KURZE AUFGABE 1:
Beantworte diese Fragen zum Artikel über Fabienne Vesper:
(a) Wie alt ist Fabienne Vesper laut ihrer Vorstellung im Wahlkampf?
(b) In welcher Region macht sie Europa-Wahlkampf?
(c) In welchem Ort war sie bisher Ortsvereinsvorsitzende?

VORLIEGENDER AUSZUG:
□ □ □ □ □ □ □

URI: 
       # taz.de -- Transgeschlechtliche Europakandidatin: Rote Karton-Herzen statt Mistgabel
       
       > Fabienne Vesper kandidiert in Südbaden für die SPD-Europaliste. Als
       > Deutsch-Französin und als „Politikerin, die zufällig trans* ist“.
       
   IMG Bild: Ihr Listenplatz ist nicht aussichtsreich, aber „auch mit Wahlkampf kann man etwas bewirken“, sagt Fabienne Vesper (rechts).
       
       DEIßLINGEN taz |„Mein Name ist Fabienne Vesper, ich bin 34 Jahre alt und
       Deutsch-Französin.“ So stellt sich die SPD-Politikerin im Wahlkampf vor.
       Erst später, in der Mitte des Vortrags, schiebt sie nach: „Übrigens bin ich
       eine transgeschlechtliche Frau, lesbisch noch dazu, und das letzte, was ich
       brauche, sind Politiker, die mir vorschreiben, wie ich zu leben und zu
       lieben habe.“
       
       Dann müsse mancher Ortsverbandsvorsitzende schlucken, sagt Verspers
       Mitarbeiterin Lorena Niederquell. Vor allem ältere Leute tuschelten, wenn
       sie Vesper sehen. Groß, schlank, meist mit Rock und Jackett. Die Kandidatin
       geht dann offensiv auf die Leute zu, schüttelt selbstbewusst Hände. „Ich
       bin manchmal etwas bestimmend“, sagt sie über sich. Für Unsicherheiten
       bleibt im Publikum kein Platz.
       
       Seit fast einem Jahr macht Vesper Europa-Wahlkampf in Südbaden. Die
       Kandidatur fürs Europaparlament ist die erste Rolle in ihrer politischen
       Karriere, die sie solo und auf einer großen Bühne spielen muss. Bisher war
       sie Ortsvereinsvorsitzende in Kehl und Mitarbeiterin der
       Bundestagsabgeordneten Elvira Drobinski-Weiß.

□ □ □ □ □ □ □

DATENEINTRÄGE:
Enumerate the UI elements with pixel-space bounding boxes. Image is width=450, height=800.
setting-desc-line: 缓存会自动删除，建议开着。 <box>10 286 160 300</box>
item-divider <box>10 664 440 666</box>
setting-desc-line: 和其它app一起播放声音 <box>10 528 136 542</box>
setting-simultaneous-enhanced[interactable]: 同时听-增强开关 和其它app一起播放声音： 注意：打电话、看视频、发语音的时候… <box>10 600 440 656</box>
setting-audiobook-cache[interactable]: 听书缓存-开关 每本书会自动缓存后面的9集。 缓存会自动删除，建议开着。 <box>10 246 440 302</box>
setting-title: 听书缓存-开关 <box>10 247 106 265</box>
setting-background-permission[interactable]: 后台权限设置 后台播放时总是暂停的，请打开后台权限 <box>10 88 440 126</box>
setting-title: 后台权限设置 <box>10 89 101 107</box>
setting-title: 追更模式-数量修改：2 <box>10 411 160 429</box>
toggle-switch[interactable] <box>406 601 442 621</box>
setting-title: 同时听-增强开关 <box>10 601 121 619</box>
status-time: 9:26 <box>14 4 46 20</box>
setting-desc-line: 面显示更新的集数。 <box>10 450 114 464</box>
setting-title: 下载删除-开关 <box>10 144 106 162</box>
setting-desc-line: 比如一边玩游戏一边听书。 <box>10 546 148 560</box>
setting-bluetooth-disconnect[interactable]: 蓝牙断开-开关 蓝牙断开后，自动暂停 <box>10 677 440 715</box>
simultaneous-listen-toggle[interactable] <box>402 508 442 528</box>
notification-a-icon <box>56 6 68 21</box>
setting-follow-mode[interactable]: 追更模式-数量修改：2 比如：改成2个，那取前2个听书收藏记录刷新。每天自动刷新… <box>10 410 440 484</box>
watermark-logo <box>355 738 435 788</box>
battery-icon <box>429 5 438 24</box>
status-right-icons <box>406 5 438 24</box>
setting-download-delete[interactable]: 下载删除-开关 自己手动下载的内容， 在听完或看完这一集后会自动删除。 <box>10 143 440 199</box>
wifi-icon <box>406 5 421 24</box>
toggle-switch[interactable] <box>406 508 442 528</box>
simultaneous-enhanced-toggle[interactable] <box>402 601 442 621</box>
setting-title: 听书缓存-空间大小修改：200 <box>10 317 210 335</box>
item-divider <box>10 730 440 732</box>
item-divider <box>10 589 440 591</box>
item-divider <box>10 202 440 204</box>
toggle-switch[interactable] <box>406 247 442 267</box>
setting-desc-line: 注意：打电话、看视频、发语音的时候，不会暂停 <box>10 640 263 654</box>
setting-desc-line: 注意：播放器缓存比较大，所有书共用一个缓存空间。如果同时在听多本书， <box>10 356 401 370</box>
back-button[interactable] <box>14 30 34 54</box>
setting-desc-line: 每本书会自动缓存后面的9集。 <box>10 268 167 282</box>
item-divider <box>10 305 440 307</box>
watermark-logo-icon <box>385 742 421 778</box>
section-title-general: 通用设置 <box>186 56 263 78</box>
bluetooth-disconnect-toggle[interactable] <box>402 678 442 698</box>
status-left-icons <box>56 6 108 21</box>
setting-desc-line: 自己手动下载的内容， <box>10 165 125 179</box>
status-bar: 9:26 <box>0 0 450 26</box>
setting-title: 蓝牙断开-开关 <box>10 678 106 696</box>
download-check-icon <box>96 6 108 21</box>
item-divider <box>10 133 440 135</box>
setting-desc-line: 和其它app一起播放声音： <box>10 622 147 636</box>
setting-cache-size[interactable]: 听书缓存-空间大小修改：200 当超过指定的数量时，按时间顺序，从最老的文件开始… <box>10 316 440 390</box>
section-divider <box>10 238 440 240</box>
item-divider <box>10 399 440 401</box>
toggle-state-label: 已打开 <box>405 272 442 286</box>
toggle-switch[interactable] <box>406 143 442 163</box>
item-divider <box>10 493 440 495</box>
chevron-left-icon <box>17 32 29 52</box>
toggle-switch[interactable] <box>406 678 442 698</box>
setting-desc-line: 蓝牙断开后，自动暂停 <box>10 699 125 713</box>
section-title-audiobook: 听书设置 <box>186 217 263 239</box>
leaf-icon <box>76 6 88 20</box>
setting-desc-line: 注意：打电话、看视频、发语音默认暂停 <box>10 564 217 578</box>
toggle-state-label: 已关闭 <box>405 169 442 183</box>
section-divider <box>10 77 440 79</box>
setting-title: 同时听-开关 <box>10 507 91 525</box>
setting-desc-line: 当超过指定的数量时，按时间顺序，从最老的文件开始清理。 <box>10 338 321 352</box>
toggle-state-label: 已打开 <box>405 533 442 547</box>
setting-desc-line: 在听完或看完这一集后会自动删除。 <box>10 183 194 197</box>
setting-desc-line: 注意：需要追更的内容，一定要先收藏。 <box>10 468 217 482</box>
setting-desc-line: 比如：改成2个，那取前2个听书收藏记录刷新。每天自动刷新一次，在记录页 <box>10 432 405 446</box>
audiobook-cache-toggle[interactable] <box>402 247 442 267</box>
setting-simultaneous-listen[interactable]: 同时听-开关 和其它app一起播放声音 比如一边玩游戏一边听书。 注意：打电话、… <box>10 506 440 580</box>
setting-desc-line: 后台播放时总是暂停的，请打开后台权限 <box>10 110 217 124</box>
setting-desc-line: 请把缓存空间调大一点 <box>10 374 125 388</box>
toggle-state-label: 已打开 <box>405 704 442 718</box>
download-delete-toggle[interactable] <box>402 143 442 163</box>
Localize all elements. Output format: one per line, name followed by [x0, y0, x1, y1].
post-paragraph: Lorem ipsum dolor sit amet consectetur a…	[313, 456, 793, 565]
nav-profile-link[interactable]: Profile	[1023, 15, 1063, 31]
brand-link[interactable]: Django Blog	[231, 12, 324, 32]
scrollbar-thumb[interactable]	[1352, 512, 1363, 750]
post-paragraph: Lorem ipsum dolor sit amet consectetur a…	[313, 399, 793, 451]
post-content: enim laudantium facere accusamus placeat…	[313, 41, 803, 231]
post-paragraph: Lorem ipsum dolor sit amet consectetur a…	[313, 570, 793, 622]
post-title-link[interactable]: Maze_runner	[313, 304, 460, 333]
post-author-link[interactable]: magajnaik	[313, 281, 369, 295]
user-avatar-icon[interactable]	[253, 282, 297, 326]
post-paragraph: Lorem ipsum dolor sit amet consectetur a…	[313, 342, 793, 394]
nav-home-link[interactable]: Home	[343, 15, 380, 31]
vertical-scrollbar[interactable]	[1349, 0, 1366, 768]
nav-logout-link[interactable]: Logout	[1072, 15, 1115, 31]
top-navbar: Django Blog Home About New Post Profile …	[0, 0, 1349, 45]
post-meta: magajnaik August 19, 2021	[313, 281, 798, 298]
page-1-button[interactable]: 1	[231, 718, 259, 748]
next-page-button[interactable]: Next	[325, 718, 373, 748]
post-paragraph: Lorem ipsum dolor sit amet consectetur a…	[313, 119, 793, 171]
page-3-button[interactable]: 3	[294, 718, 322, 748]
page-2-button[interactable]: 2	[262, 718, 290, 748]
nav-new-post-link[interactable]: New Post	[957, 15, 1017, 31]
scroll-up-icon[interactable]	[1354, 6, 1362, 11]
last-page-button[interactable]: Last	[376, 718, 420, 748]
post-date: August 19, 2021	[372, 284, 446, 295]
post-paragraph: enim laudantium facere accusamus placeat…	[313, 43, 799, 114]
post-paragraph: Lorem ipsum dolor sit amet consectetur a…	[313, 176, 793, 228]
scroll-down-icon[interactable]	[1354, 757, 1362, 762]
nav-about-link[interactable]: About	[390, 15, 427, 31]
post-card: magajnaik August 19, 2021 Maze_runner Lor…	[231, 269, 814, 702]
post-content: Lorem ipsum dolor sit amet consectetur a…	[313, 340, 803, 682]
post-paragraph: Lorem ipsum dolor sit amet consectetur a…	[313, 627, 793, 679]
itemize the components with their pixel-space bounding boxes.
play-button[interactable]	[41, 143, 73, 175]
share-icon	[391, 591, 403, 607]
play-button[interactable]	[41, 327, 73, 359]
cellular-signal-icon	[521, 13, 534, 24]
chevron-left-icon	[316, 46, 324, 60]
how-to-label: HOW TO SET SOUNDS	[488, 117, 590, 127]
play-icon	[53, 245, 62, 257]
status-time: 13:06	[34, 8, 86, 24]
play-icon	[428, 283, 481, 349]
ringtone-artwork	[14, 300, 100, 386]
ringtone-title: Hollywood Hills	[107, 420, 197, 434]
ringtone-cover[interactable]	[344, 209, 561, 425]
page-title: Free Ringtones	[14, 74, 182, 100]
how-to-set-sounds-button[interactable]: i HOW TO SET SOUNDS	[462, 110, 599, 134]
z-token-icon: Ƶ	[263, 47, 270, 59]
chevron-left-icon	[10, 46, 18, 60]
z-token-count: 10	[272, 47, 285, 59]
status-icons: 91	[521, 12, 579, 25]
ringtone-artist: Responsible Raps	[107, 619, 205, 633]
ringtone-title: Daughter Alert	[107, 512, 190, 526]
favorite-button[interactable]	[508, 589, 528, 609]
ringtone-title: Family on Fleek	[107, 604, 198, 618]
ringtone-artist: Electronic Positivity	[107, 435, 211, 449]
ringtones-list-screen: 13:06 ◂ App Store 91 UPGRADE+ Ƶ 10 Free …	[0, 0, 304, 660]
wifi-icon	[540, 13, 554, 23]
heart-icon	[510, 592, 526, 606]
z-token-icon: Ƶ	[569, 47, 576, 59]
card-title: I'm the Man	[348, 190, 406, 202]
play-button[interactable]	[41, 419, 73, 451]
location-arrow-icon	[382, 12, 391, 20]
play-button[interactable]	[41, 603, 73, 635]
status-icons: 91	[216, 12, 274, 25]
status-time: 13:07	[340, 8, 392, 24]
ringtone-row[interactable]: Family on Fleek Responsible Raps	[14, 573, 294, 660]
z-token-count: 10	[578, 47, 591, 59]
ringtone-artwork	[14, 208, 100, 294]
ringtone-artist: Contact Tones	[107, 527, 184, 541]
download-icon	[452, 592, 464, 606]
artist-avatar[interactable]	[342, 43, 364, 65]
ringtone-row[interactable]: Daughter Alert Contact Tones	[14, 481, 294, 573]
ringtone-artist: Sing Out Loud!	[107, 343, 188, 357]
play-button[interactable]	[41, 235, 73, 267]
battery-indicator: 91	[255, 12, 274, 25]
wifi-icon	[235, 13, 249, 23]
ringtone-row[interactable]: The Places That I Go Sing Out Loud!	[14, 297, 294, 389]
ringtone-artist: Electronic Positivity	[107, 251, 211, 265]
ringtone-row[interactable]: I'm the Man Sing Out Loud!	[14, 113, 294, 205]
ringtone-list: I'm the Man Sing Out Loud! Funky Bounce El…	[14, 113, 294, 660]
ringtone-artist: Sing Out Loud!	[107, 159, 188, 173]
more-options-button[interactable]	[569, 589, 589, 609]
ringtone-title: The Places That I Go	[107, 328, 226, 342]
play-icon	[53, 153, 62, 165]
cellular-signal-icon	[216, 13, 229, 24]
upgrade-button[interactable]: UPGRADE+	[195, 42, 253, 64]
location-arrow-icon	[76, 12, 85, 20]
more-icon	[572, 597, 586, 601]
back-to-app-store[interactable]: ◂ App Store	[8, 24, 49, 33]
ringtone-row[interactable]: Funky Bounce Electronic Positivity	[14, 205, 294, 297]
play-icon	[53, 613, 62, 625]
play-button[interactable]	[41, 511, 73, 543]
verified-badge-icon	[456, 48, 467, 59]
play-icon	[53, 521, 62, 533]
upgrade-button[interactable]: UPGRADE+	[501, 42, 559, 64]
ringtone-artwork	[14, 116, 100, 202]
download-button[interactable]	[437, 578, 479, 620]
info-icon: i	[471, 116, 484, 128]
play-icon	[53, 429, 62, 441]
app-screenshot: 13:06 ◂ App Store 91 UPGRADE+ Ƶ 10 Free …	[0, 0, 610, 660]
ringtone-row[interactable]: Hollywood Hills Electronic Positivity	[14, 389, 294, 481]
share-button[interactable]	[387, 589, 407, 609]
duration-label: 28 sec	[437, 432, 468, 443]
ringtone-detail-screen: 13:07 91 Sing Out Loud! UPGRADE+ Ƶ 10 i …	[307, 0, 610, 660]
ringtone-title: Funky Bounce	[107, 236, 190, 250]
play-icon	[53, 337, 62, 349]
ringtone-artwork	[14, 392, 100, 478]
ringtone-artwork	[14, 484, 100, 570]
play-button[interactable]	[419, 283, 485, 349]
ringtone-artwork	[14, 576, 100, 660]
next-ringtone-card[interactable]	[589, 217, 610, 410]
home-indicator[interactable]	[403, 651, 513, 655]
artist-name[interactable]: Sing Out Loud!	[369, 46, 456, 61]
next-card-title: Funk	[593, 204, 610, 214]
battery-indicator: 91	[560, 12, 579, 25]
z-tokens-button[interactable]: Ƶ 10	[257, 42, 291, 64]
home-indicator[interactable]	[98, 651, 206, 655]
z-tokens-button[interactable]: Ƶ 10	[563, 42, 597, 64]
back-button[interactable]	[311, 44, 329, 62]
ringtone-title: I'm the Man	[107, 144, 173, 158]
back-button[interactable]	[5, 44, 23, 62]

□ □ □ □ □ □ □

KURZE AUFGABE 2: Überarbeite die Datensätze vom Anfang bis einschließlich der Zeile mit „notification-a-icon <box>56 6 68 21</box>“: Ersetze darin „setting-title“ durch „setting-heading“, und lass alles andere unverändert. Gib nur diese Zeilen aus.

VOLLSTÄNDIGE AUSGABE 1:
(a) 34 Jahre.
(b) In Südbaden.
(c) In Kehl.

VOLLSTÄNDIGE AUSGABE 2:
Enumerate the UI elements with pixel-space bounding boxes. Image is width=450, height=800.
setting-desc-line: 缓存会自动删除，建议开着。 <box>10 286 160 300</box>
item-divider <box>10 664 440 666</box>
setting-desc-line: 和其它app一起播放声音 <box>10 528 136 542</box>
setting-simultaneous-enhanced[interactable]: 同时听-增强开关 和其它app一起播放声音： 注意：打电话、看视频、发语音的时候… <box>10 600 440 656</box>
setting-audiobook-cache[interactable]: 听书缓存-开关 每本书会自动缓存后面的9集。 缓存会自动删除，建议开着。 <box>10 246 440 302</box>
setting-heading: 听书缓存-开关 <box>10 247 106 265</box>
setting-background-permission[interactable]: 后台权限设置 后台播放时总是暂停的，请打开后台权限 <box>10 88 440 126</box>
setting-heading: 后台权限设置 <box>10 89 101 107</box>
setting-heading: 追更模式-数量修改：2 <box>10 411 160 429</box>
toggle-switch[interactable] <box>406 601 442 621</box>
setting-heading: 同时听-增强开关 <box>10 601 121 619</box>
status-time: 9:26 <box>14 4 46 20</box>
setting-desc-line: 面显示更新的集数。 <box>10 450 114 464</box>
setting-heading: 下载删除-开关 <box>10 144 106 162</box>
setting-desc-line: 比如一边玩游戏一边听书。 <box>10 546 148 560</box>
setting-bluetooth-disconnect[interactable]: 蓝牙断开-开关 蓝牙断开后，自动暂停 <box>10 677 440 715</box>
simultaneous-listen-toggle[interactable] <box>402 508 442 528</box>
notification-a-icon <box>56 6 68 21</box>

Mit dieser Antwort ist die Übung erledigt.